[Data records]
►
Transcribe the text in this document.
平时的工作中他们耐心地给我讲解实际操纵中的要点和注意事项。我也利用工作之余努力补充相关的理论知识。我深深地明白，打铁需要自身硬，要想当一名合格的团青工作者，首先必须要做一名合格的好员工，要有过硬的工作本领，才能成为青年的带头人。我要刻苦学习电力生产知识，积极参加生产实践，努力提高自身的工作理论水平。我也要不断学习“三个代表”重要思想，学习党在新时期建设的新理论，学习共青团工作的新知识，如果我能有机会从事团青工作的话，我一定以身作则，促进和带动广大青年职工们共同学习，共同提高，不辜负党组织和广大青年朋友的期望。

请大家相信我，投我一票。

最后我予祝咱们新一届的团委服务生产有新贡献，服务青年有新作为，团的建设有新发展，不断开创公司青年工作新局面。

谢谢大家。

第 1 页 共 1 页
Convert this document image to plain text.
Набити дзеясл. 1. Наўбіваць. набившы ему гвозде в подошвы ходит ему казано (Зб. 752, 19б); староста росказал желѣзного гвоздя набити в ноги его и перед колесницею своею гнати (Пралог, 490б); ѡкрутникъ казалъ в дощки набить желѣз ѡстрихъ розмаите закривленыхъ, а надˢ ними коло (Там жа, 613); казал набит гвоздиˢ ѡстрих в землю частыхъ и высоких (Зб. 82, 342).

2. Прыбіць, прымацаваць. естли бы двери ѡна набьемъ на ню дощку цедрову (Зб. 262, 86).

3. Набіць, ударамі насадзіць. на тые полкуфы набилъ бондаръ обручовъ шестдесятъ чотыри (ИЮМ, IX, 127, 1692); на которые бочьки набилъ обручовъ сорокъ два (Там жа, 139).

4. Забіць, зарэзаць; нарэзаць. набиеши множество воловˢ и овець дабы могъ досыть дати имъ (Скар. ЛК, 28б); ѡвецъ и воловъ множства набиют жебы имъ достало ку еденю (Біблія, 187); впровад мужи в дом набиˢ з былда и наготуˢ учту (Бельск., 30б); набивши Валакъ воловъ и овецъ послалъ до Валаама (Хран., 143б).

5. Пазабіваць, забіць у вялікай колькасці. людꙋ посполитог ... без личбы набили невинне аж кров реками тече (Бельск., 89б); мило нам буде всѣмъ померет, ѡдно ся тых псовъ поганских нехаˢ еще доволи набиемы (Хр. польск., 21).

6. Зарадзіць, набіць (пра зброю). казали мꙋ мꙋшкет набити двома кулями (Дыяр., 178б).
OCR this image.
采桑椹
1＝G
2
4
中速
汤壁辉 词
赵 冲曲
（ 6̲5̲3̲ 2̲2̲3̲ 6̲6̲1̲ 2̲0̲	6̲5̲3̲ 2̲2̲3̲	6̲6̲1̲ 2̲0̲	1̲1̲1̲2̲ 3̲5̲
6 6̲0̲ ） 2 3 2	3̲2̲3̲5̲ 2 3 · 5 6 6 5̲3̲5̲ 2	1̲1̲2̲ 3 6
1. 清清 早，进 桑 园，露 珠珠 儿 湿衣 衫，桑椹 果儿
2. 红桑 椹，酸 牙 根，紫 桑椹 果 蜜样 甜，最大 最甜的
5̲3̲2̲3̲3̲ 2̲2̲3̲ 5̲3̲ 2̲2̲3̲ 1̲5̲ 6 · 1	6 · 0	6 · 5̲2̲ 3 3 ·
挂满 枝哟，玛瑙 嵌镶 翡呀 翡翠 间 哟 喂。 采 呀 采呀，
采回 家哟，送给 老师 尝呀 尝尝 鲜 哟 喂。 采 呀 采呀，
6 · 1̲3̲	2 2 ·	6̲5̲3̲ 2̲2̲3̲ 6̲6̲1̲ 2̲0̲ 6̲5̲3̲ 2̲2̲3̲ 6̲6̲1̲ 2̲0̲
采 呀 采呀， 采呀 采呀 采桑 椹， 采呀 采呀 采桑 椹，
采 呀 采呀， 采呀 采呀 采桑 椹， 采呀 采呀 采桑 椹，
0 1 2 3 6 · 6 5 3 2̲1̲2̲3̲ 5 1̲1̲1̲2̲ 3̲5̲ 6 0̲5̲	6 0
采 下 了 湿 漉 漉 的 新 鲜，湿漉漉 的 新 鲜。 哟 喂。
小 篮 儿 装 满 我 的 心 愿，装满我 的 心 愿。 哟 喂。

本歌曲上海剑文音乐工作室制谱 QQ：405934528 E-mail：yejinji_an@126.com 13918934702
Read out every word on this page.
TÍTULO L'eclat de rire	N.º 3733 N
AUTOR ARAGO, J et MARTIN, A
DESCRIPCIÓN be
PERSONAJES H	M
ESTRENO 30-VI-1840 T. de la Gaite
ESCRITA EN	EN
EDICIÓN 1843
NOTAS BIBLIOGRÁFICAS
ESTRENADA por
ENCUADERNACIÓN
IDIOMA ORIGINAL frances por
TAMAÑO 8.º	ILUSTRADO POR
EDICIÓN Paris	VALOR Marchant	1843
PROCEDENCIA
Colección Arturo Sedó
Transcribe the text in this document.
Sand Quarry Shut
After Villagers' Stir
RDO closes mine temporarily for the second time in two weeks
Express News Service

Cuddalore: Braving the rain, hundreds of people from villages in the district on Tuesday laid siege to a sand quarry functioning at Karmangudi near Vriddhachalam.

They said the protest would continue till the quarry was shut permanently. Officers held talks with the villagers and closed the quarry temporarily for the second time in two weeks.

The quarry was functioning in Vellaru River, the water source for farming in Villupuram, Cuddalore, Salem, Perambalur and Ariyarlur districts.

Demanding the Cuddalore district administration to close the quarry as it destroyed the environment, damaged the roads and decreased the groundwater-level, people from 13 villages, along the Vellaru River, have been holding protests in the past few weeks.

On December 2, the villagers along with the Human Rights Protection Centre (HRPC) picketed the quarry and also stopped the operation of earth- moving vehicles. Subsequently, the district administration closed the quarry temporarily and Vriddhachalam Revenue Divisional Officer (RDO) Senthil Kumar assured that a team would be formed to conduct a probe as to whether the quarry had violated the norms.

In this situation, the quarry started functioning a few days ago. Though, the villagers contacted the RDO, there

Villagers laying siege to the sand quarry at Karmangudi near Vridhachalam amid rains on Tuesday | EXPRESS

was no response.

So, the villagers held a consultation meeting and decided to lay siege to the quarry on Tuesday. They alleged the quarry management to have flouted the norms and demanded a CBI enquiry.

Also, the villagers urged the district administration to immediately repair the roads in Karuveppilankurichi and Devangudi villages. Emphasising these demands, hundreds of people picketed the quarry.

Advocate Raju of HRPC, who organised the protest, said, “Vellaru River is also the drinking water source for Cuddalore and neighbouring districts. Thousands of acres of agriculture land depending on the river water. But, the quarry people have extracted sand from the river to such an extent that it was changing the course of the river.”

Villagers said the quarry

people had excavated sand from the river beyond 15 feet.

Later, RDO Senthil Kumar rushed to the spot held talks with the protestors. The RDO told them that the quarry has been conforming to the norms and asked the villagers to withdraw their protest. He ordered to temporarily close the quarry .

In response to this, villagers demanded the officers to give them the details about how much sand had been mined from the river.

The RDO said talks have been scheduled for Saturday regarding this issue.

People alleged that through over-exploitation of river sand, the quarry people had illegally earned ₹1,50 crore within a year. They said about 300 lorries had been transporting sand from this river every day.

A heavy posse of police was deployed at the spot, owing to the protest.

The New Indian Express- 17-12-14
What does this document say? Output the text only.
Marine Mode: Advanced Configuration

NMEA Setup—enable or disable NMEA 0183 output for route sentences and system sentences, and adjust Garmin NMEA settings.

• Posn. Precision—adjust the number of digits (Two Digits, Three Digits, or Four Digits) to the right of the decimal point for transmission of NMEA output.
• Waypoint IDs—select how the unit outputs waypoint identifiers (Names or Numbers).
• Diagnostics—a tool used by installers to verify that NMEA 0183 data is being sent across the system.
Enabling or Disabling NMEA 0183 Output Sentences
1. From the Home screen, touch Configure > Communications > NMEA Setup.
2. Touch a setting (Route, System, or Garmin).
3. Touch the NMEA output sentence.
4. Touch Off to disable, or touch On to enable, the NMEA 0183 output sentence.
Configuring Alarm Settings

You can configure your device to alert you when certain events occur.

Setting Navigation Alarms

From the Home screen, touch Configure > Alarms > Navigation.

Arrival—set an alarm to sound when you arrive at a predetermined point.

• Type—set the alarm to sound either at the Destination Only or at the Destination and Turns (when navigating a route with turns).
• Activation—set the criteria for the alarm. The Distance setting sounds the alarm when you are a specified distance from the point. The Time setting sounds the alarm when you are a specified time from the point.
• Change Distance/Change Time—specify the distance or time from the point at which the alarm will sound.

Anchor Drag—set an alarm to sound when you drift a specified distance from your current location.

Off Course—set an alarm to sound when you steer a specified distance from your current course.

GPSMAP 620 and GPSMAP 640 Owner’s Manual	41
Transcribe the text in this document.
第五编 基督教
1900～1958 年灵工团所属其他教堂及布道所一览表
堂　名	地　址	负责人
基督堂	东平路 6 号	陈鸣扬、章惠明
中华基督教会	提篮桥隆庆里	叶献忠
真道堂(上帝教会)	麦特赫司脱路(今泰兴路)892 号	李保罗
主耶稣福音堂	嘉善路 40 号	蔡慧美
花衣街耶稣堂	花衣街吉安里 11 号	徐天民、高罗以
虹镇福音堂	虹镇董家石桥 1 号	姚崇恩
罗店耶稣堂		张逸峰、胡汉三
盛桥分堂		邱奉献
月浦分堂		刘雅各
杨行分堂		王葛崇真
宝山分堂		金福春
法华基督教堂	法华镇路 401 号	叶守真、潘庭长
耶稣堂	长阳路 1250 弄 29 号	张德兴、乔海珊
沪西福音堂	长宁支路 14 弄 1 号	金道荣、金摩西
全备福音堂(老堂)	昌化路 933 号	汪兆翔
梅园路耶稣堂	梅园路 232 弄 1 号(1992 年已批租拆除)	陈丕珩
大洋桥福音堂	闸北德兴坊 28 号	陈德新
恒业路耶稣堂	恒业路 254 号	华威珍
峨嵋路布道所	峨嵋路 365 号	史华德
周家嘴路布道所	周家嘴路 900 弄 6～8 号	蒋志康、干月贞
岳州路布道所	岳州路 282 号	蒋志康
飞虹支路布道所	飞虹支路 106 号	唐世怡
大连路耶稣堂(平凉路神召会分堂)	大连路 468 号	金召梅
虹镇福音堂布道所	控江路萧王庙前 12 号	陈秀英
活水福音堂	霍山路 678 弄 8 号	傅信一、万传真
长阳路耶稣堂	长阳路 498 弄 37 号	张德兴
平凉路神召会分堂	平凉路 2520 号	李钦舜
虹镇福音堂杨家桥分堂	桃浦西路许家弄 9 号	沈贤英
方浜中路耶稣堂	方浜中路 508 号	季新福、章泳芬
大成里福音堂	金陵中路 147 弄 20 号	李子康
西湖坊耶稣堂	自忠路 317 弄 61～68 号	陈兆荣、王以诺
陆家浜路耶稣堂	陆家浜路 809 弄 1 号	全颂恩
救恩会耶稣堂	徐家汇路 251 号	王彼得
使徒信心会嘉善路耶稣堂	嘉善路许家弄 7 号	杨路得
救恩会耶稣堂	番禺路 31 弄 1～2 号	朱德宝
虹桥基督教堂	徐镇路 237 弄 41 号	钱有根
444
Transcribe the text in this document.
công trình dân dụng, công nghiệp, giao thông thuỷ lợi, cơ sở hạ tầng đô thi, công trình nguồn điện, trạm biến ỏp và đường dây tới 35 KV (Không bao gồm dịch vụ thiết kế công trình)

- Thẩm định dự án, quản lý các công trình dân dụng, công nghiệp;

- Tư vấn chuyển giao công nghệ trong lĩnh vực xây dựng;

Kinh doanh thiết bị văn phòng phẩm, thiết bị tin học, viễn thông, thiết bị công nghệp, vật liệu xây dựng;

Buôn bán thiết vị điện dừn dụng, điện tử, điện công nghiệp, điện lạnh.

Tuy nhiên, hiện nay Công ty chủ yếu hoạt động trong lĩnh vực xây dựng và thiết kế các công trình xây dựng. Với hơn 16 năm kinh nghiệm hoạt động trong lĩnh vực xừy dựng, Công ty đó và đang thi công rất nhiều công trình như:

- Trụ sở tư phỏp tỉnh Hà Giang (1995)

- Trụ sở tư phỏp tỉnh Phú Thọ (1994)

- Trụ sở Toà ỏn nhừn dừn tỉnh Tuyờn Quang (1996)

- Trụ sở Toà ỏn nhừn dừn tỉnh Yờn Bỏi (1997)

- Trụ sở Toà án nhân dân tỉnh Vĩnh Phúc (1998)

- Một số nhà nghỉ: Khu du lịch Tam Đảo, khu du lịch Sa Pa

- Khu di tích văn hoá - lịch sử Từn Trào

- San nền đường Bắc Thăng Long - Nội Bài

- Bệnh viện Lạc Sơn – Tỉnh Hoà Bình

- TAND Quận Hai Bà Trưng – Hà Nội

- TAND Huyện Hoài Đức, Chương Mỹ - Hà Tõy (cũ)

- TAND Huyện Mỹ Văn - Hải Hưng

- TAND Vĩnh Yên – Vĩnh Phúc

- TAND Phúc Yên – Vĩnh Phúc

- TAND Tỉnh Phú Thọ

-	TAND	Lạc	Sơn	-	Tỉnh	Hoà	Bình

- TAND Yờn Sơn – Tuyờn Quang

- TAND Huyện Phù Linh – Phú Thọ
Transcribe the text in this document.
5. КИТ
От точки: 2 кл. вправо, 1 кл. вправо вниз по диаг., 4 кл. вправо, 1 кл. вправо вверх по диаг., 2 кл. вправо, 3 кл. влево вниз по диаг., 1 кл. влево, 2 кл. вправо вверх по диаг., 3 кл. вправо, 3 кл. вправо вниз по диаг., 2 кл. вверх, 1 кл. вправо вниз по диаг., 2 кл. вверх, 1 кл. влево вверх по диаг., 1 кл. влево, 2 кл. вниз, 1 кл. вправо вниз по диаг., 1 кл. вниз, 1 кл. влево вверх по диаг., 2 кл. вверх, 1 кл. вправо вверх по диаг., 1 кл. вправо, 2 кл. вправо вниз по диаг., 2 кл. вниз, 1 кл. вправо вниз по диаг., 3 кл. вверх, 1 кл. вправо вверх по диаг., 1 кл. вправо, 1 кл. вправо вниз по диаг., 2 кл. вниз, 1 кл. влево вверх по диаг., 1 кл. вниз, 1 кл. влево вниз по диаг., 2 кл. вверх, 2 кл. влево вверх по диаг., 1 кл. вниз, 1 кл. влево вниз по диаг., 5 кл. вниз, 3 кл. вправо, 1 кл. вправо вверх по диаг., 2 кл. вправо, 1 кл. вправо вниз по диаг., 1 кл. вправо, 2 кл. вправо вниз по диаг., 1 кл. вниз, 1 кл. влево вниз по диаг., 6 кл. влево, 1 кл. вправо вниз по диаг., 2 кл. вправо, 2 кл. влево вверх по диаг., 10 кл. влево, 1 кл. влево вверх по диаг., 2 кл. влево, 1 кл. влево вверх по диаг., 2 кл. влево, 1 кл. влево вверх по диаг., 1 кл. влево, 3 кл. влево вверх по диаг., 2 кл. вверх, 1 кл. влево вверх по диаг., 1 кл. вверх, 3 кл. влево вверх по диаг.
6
◄
▶ _Task prompt_:
Identify each line in the entries with the word "every" and copy it.

▶ _The solution_:
Read out every word on this page.
People alleged that through over-exploitation of river sand, the quarry people had illegally earned ₹1,50 crore within a year. They said about 300 lorries had been transporting sand from this river every day.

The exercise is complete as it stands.